Task instructions. Please quote every line word for word.

Data section.
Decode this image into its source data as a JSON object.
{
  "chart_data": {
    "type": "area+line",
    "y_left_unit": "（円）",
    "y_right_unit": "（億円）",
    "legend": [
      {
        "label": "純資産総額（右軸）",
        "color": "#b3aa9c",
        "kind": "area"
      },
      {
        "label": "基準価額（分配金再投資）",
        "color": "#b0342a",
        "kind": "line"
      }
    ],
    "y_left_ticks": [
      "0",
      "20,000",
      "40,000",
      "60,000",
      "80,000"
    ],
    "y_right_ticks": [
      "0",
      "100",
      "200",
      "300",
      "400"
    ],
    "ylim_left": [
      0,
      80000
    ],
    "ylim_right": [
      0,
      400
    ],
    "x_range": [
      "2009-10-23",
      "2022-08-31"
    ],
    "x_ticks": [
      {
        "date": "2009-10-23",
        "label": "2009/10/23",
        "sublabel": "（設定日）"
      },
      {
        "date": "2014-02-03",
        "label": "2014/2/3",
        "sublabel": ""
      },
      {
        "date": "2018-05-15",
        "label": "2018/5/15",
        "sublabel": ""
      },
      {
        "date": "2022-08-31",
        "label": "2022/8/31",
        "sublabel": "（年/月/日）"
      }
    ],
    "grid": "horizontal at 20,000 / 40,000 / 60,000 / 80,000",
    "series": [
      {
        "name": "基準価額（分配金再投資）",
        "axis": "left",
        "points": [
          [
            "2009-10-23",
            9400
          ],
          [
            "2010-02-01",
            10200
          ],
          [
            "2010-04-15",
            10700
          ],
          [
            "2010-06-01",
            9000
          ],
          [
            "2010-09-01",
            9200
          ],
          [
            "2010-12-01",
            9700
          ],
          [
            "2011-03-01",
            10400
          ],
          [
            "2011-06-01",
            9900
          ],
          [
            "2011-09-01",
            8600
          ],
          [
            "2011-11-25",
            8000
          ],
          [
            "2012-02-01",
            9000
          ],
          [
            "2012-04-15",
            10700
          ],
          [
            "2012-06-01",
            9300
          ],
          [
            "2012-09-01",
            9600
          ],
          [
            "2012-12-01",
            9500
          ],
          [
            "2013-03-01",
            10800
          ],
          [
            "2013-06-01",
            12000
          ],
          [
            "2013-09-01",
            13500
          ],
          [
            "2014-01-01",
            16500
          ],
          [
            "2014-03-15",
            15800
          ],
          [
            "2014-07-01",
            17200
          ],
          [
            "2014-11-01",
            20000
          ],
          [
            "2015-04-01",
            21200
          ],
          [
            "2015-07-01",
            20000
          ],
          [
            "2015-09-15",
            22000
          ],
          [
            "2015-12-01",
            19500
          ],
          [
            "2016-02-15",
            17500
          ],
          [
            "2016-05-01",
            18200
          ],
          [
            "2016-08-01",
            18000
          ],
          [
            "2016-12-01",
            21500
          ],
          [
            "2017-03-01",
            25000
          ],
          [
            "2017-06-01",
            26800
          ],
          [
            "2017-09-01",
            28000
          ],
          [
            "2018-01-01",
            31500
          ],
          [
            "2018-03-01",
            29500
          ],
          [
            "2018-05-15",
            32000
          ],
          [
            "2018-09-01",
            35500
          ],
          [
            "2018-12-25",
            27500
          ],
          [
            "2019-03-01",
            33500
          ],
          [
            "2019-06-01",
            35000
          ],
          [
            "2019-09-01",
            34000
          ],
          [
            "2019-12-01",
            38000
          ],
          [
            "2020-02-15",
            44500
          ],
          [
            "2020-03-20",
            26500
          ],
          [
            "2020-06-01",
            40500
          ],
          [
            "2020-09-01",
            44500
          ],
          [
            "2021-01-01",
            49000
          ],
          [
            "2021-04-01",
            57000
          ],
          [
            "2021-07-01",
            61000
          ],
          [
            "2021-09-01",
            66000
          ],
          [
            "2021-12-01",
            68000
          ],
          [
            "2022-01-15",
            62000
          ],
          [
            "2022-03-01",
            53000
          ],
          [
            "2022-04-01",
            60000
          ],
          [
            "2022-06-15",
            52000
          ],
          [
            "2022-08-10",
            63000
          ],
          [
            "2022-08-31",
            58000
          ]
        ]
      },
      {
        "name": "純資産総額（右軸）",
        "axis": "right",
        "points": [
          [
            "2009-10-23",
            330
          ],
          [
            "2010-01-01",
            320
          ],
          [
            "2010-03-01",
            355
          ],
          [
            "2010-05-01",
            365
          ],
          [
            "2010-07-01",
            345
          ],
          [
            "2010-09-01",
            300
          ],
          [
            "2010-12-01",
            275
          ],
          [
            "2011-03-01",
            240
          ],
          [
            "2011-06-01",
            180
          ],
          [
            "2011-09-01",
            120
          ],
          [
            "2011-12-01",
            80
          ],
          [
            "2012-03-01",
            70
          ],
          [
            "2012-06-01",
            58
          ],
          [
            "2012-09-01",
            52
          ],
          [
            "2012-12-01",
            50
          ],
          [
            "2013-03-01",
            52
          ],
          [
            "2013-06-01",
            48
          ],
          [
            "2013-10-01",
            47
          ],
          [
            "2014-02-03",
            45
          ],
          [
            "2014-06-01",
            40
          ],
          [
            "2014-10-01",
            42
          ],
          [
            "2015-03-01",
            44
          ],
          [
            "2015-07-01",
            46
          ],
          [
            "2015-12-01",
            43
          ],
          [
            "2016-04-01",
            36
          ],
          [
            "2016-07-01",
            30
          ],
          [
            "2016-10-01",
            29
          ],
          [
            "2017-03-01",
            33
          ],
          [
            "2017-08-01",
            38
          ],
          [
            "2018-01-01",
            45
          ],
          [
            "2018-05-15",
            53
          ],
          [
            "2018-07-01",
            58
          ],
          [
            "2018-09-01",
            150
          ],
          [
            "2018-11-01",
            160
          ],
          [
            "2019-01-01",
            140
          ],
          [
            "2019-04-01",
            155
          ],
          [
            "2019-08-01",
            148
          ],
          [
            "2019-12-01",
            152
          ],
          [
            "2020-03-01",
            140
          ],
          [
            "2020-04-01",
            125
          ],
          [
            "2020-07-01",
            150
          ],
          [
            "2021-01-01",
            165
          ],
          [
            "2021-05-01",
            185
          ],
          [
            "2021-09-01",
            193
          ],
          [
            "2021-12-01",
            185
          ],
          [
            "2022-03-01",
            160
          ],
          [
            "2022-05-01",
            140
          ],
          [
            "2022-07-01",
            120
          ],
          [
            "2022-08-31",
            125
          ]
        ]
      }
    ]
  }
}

Exercise result.
Decode this image into its source data as a JSON object.
{
  "chart_data": {
    "type": "area+line",
    "y_left_unit": "（円）",
    "y_right_unit": "（億円）",
    "legend": [
      {
        "label": "純資産総額（右軸）",
        "color": "#b3aa9c",
        "kind": "area"
      },
      {
        "label": "基準価額（分配金再投資）",
        "color": "#b0342a",
        "kind": "line"
      }
    ],
    "y_left_ticks": [
      "0",
      "20,000",
      "40,000",
      "60,000",
      "80,000"
    ],
    "y_right_ticks": [
      "0",
      "100",
      "200",
      "300",
      "400"
    ],
    "ylim_left": [
      0,
      80000
    ],
    "ylim_right": [
      0,
      400
    ],
    "x_range": [
      "2009-10-23",
      "2022-08-31"
    ],
    "x_ticks": [
      {
        "date": "2009-10-23",
        "label": "2009/10/23",
        "sublabel": "（設定日）"
      },
      {
        "date": "2014-02-03",
        "label": "2014/2/3",
        "sublabel": ""
      },
      {
        "date": "2018-05-15",
        "label": "2018/5/15",
        "sublabel": ""
      },
      {
        "date": "2022-08-31",
        "label": "2022/8/31",
        "sublabel": "（年/月/日）"
      }
    ],
    "grid": "horizontal at 20,000 / 40,000 / 60,000 / 80,000",
    "series": [
      {
        "name": "基準価額（分配金再投資）",
        "axis": "left",
        "points": [
          [
            "2009-10-23",
            9400
          ],
          [
            "2010-02-01",
            10200
          ],
          [
            "2010-04-15",
            10700
          ],
          [
            "2010-06-01",
            9000
          ],
          [
            "2010-09-01",
            9200
          ],
          [
            "2010-12-01",
            9700
          ],
          [
            "2011-03-01",
            10400
          ],
          [
            "2011-06-01",
            9900
          ],
          [
            "2011-09-01",
            8600
          ],
          [
            "2011-11-25",
            8000
          ],
          [
            "2012-02-01",
            9000
          ],
          [
            "2012-04-15",
            10700
          ],
          [
            "2012-06-01",
            9300
          ],
          [
            "2012-09-01",
            9600
          ],
          [
            "2012-12-01",
            9500
          ],
          [
            "2013-03-01",
            10800
          ],
          [
            "2013-06-01",
            12000
          ],
          [
            "2013-09-01",
            13500
          ],
          [
            "2014-01-01",
            16500
          ],
          [
            "2014-03-15",
            15800
          ],
          [
            "2014-07-01",
            17200
          ],
          [
            "2014-11-01",
            20000
          ],
          [
            "2015-04-01",
            21200
          ],
          [
            "2015-07-01",
            20000
          ],
          [
            "2015-09-15",
            22000
          ],
          [
            "2015-12-01",
            19500
          ],
          [
            "2016-02-15",
            17500
          ],
          [
            "2016-05-01",
            18200
          ],
          [
            "2016-08-01",
            18000
          ],
          [
            "2016-12-01",
            21500
          ],
          [
            "2017-03-01",
            25000
          ],
          [
            "2017-06-01",
            26800
          ],
          [
            "2017-09-01",
            28000
          ],
          [
            "2018-01-01",
            31500
          ],
          [
            "2018-03-01",
            29500
          ],
          [
            "2018-05-15",
            32000
          ],
          [
            "2018-09-01",
            35500
          ],
          [
            "2018-12-25",
            27500
          ],
          [
            "2019-03-01",
            33500
          ],
          [
            "2019-06-01",
            35000
          ],
          [
            "2019-09-01",
            34000
          ],
          [
            "2019-12-01",
            38000
          ],
          [
            "2020-02-15",
            44500
          ],
          [
            "2020-03-20",
            26500
          ],
          [
            "2020-06-01",
            40500
          ],
          [
            "2020-09-01",
            44500
          ],
          [
            "2021-01-01",
            49000
          ],
          [
            "2021-04-01",
            57000
          ],
          [
            "2021-07-01",
            61000
          ],
          [
            "2021-09-01",
            66000
          ],
          [
            "2021-12-01",
            68000
          ],
          [
            "2022-01-15",
            62000
          ],
          [
            "2022-03-01",
            53000
          ],
          [
            "2022-04-01",
            60000
          ],
          [
            "2022-06-15",
            52000
          ],
          [
            "2022-08-10",
            63000
          ],
          [
            "2022-08-31",
            58000
          ]
        ]
      },
      {
        "name": "純資産総額（右軸）",
        "axis": "right",
        "points": [
          [
            "2009-10-23",
            330
          ],
          [
            "2010-01-01",
            320
          ],
          [
            "2010-03-01",
            355
          ],
          [
            "2010-05-01",
            365
          ],
          [
            "2010-07-01",
            345
          ],
          [
            "2010-09-01",
            300
          ],
          [
            "2010-12-01",
            275
          ],
          [
            "2011-03-01",
            240
          ],
          [
            "2011-06-01",
            180
          ],
          [
            "2011-09-01",
            120
          ],
          [
            "2011-12-01",
            80
          ],
          [
            "2012-03-01",
            70
          ],
          [
            "2012-06-01",
            58
          ],
          [
            "2012-09-01",
            52
          ],
          [
            "2012-12-01",
            50
          ],
          [
            "2013-03-01",
            52
          ],
          [
            "2013-06-01",
            48
          ],
          [
            "2013-10-01",
            47
          ],
          [
            "2014-02-03",
            45
          ],
          [
            "2014-06-01",
            40
          ],
          [
            "2014-10-01",
            42
          ],
          [
            "2015-03-01",
            44
          ],
          [
            "2015-07-01",
            46
          ],
          [
            "2015-12-01",
            43
          ],
          [
            "2016-04-01",
            36
          ],
          [
            "2016-07-01",
            30
          ],
          [
            "2016-10-01",
            29
          ],
          [
            "2017-03-01",
            33
          ],
          [
            "2017-08-01",
            38
          ],
          [
            "2018-01-01",
            45
          ],
          [
            "2018-05-15",
            53
          ],
          [
            "2018-07-01",
            58
          ],
          [
            "2018-09-01",
            150
          ],
          [
            "2018-11-01",
            160
          ],
          [
            "2019-01-01",
            140
          ],
          [
            "2019-04-01",
            155
          ],
          [
            "2019-08-01",
            148
          ],
          [
            "2019-12-01",
            152
          ],
          [
            "2020-03-01",
            140
          ],
          [
            "2020-04-01",
            125
          ],
          [
            "2020-07-01",
            150
          ],
          [
            "2021-01-01",
            165
          ],
          [
            "2021-05-01",
            185
          ],
          [
            "2021-09-01",
            193
          ],
          [
            "2021-12-01",
            185
          ],
          [
            "2022-03-01",
            160
          ],
          [
            "2022-05-01",
            140
          ],
          [
            "2022-07-01",
            120
          ],
          [
            "2022-08-31",
            125
          ]
        ]
      }
    ]
  }
}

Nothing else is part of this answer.